**Passage shown**.
How I Think About Map Design: Rural/Suburban/Urban Map

I recently designed a few maps during the 30 day map challenge. Each day during November has a different prompt and then cartographers across the world can post maps to fit each of those themes. I got a few questions about how I approach map design– particularly when designing things quickly. I wanted to talk through my process in depth for one of the maps that I made, Okay, but, what is a suburb?.

map showing urban, suburban, and rural areas in Virginia. Highlights
the DC, Richmond, and Roanoke metro
areas.

Brainstorming

This map was designed for the “population” theme. I had made a few maps that were more for aesthetics, but I wanted this one to tell some sort of story. One of my goals throughout the challenge was to practice using data visualization as a narrative tool. I wanted people to walk away from my maps with more questions and maybe some answers. To do this, I first thought about what questions I have (or have heard) about population.

One question I find myself thinking about a lot is how we classify neighborhoods and the people who live within them. These classifications can take many forms, but the discussion about what is urban/suburban/rural is particularly interesting to me. Like many residential planning questions this classification highly depends on where you’re drawing the boundaries. Are you looking at counties? Municipalities? Zip codes? Census tracts?

**Stored data**.
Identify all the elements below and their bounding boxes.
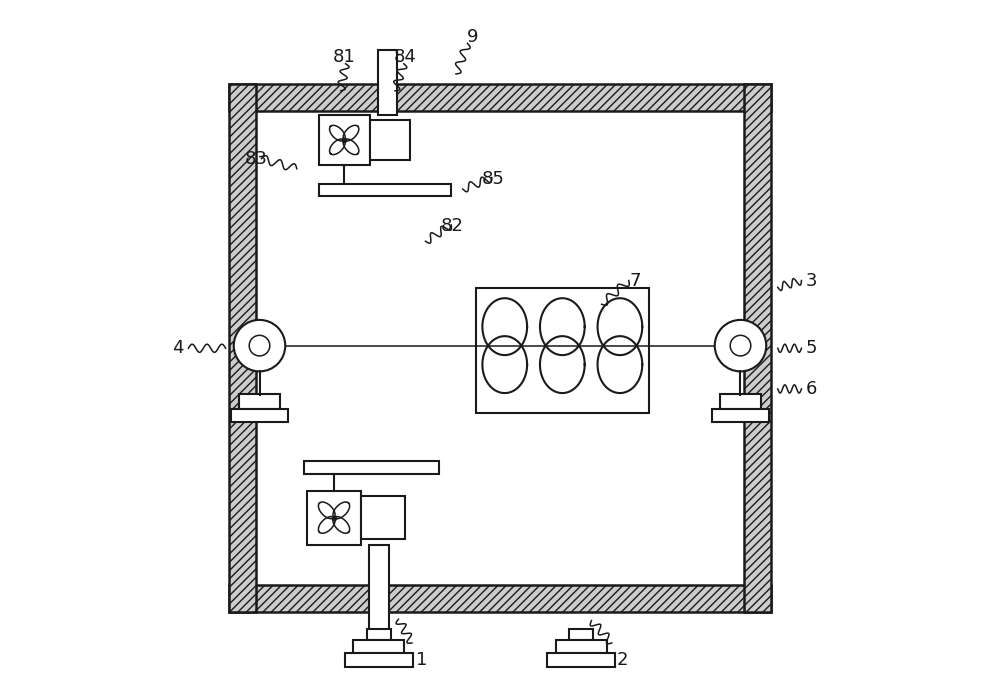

**Tasks and exercises**.
1) In the map design post, shorten the paragraph that begins "This map was designed for" into a brief bulleted list that keeps its main facts.
2) Answer these from the map design post:
(a) In which month does the 30 day map challenge take place?
(b) Which metro areas does the Virginia map highlight?
(c) Which theme was the map designed for?
3) Write out the map design post again, starting at the words "Brainstorming" and ending after "codes? Census tracts?", and rename "neighborhoods" as "communities".
The material has no connection to the map design post.

**The replies**.
1)
- The map was made for the "population" theme.
- Earlier maps in the challenge were more about aesthetics; this one was meant to tell a story.
- A goal throughout the challenge was practicing data visualization as a narrative tool.
- The aim was for viewers to leave with more questions and maybe some answers.
- The starting point was questions the author had, or had heard, about population.

2)
(a) November.
(b) The DC, Richmond, and Roanoke metro areas.
(c) The "population" theme.

3)
Brainstorming

This map was designed for the “population” theme. I had made a few maps that were more for aesthetics, but I wanted this one to tell some sort of story. One of my goals throughout the challenge was to practice using data visualization as a narrative tool. I wanted people to walk away from my maps with more questions and maybe some answers. To do this, I first thought about what questions I have (or have heard) about population.

One question I find myself thinking about a lot is how we classify communities and the people who live within them. These classifications can take many forms, but the discussion about what is urban/suburban/rural is particularly interesting to me. Like many residential planning questions this classification highly depends on where you’re drawing the boundaries. Are you looking at counties? Municipalities? Zip codes? Census tracts?